::: EXTRACTED INFORMATION
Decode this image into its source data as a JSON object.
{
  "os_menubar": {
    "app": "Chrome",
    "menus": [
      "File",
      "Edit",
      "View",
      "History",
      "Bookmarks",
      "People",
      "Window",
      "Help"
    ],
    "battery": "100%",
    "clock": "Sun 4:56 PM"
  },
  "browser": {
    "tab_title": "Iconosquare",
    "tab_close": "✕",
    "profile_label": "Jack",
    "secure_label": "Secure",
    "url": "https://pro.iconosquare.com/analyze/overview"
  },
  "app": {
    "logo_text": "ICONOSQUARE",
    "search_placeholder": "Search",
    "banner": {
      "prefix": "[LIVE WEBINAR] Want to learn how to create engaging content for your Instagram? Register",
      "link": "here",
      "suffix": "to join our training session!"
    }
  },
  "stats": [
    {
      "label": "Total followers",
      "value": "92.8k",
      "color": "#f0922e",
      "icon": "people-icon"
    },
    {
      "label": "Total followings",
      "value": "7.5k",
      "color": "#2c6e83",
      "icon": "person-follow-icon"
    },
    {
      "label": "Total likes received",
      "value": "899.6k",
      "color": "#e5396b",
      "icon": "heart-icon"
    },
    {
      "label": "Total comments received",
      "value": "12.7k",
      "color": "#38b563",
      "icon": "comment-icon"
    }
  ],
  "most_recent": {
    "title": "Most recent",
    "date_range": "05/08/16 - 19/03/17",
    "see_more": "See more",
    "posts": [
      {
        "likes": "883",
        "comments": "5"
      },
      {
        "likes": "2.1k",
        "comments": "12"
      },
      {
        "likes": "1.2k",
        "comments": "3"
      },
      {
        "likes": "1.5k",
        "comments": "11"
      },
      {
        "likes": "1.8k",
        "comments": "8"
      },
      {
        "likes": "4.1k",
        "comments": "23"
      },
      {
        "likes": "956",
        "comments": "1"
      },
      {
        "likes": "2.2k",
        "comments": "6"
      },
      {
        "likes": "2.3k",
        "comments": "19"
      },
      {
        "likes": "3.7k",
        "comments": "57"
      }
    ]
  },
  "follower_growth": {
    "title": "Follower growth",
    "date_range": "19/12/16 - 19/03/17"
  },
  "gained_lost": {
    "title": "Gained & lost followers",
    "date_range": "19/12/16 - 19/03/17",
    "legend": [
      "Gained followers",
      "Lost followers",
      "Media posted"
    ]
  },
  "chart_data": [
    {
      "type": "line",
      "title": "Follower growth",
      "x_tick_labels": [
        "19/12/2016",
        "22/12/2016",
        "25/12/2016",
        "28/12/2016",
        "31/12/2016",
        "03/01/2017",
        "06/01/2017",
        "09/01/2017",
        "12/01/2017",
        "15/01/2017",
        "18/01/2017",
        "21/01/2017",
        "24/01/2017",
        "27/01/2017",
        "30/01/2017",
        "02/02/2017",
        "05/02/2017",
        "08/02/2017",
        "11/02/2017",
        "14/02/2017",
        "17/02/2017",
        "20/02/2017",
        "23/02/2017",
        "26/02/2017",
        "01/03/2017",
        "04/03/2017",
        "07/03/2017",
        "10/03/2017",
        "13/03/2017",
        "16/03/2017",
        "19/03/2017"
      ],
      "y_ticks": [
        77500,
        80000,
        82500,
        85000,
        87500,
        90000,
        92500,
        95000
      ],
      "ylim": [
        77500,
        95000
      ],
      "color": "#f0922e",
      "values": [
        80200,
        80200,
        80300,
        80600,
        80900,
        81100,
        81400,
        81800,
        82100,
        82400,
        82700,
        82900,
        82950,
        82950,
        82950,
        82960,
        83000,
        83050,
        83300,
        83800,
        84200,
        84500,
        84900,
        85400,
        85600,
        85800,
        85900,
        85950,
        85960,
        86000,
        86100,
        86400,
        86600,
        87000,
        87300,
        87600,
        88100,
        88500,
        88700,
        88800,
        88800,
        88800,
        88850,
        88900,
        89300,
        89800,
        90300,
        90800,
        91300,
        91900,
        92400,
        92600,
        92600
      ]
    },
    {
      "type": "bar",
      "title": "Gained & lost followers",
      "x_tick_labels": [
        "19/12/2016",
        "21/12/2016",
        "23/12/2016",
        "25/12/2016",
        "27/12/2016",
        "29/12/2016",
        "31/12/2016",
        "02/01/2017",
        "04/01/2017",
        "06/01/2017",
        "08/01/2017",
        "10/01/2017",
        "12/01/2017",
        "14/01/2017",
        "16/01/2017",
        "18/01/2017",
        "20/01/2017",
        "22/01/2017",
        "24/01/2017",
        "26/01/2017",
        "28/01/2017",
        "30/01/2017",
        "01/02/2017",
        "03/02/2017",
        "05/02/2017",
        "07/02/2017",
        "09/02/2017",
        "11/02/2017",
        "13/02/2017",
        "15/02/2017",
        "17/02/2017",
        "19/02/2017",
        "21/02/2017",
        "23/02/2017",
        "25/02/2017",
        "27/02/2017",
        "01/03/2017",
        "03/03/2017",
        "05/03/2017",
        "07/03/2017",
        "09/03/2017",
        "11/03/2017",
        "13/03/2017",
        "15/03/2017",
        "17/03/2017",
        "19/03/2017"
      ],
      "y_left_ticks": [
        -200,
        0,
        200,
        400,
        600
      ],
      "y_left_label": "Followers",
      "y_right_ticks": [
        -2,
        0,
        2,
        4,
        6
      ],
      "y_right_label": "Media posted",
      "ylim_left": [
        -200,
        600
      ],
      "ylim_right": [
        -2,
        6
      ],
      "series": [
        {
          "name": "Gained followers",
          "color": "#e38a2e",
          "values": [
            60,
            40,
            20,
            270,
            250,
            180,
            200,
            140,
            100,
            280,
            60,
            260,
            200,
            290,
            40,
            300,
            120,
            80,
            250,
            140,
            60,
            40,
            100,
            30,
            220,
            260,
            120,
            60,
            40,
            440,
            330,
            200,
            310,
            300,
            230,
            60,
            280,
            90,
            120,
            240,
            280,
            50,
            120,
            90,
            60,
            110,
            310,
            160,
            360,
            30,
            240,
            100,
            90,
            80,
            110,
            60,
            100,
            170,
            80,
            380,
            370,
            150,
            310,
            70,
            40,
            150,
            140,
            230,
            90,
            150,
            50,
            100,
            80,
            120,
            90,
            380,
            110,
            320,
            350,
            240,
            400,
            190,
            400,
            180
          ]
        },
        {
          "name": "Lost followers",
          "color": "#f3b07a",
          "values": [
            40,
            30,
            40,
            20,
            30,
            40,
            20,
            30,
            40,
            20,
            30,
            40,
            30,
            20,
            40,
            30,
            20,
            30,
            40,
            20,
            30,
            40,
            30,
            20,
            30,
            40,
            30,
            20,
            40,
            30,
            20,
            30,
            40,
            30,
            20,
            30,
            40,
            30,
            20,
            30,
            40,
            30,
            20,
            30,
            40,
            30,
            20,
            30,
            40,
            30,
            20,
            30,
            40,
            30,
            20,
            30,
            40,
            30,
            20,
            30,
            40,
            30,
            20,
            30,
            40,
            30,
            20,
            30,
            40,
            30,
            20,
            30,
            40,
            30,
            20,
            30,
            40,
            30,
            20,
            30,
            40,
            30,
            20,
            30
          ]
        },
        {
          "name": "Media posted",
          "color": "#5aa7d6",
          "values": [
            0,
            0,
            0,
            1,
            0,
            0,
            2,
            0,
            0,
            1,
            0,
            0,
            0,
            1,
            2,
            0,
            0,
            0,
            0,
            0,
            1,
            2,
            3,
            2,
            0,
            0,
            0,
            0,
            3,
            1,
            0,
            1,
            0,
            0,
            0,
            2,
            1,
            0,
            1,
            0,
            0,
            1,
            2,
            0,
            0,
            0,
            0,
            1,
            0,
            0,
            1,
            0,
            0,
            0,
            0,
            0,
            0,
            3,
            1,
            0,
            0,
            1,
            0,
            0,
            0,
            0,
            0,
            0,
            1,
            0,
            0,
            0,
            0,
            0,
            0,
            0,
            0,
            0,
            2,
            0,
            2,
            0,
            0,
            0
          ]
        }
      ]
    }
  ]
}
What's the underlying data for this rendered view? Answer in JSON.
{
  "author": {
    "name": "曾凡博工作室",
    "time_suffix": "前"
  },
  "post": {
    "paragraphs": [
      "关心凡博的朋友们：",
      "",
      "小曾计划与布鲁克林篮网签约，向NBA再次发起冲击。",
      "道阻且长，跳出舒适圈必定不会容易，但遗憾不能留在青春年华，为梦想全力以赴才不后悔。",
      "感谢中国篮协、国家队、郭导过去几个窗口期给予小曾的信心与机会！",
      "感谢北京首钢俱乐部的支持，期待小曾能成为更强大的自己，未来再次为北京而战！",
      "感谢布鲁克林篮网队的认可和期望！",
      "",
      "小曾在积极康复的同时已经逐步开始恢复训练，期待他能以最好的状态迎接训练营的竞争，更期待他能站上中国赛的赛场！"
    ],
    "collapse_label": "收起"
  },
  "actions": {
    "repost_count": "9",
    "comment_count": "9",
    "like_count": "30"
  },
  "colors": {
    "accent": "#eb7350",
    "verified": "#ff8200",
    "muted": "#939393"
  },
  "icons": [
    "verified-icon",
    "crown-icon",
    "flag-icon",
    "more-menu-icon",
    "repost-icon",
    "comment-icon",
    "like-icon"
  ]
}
::::::
*WHAT THE TASK REQUIRES*. Which lines contain the word "comments"? Copy each one.

*RESULT OF THE TASK*.
      "label": "Total comments received",
        "comments": "5"
        "comments": "12"
        "comments": "3"
        "comments": "11"
        "comments": "8"
        "comments": "23"
        "comments": "1"
        "comments": "6"
        "comments": "19"
        "comments": "57"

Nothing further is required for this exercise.